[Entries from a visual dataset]
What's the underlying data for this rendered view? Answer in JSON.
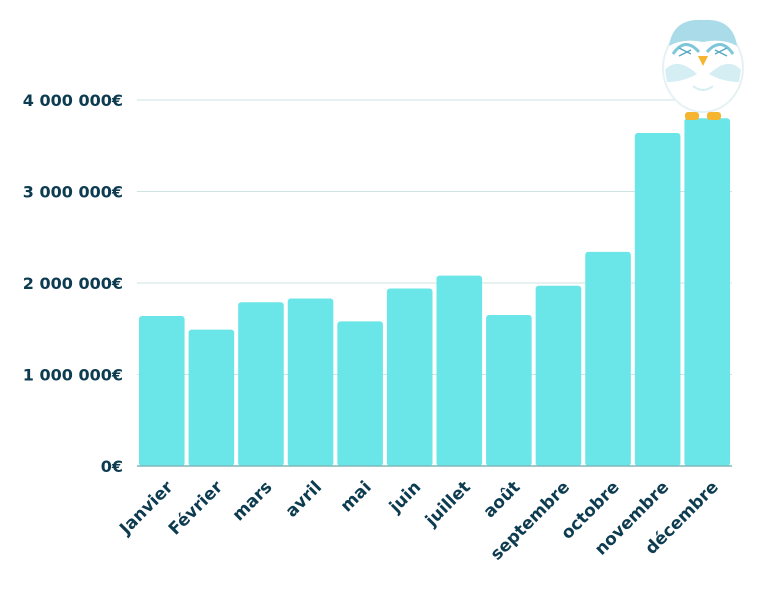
{
  "chart_data": {
    "type": "bar",
    "title": "",
    "xlabel": "",
    "ylabel": "",
    "categories": [
      "Janvier",
      "Février",
      "mars",
      "avril",
      "mai",
      "juin",
      "juillet",
      "août",
      "septembre",
      "octobre",
      "novembre",
      "décembre"
    ],
    "values": [
      1640000,
      1490000,
      1790000,
      1830000,
      1580000,
      1940000,
      2080000,
      1650000,
      1970000,
      2340000,
      3640000,
      3800000
    ],
    "ylim": [
      0,
      4000000
    ],
    "yticks": [
      0,
      1000000,
      2000000,
      3000000,
      4000000
    ],
    "ytick_labels": [
      "0€",
      "1 000 000€",
      "2 000 000€",
      "3 000 000€",
      "4 000 000€"
    ],
    "grid": true,
    "legend": "none",
    "colors": {
      "bar": "#6ae5e8",
      "text": "#0d3b50",
      "grid": "#cfe3e3"
    }
  },
  "decoration": {
    "icon": "owl-mascot-icon"
  }
}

» **DESCRIPTION OF THE TASK**
Leave the images out, please, and restate each line word for word.

» **RESPONSE TO THE TASK**
What's the underlying data for this rendered view? Answer in JSON.
{
  "chart_data": {
    "type": "bar",
    "title": "",
    "xlabel": "",
    "ylabel": "",
    "categories": [
      "Janvier",
      "Février",
      "mars",
      "avril",
      "mai",
      "juin",
      "juillet",
      "août",
      "septembre",
      "octobre",
      "novembre",
      "décembre"
    ],
    "values": [
      1640000,
      1490000,
      1790000,
      1830000,
      1580000,
      1940000,
      2080000,
      1650000,
      1970000,
      2340000,
      3640000,
      3800000
    ],
    "ylim": [
      0,
      4000000
    ],
    "yticks": [
      0,
      1000000,
      2000000,
      3000000,
      4000000
    ],
    "ytick_labels": [
      "0€",
      "1 000 000€",
      "2 000 000€",
      "3 000 000€",
      "4 000 000€"
    ],
    "grid": true,
    "legend": "none",
    "colors": {
      "bar": "#6ae5e8",
      "text": "#0d3b50",
      "grid": "#cfe3e3"
    }
  },
  "decoration": {
    "icon": "owl-mascot-icon"
  }
}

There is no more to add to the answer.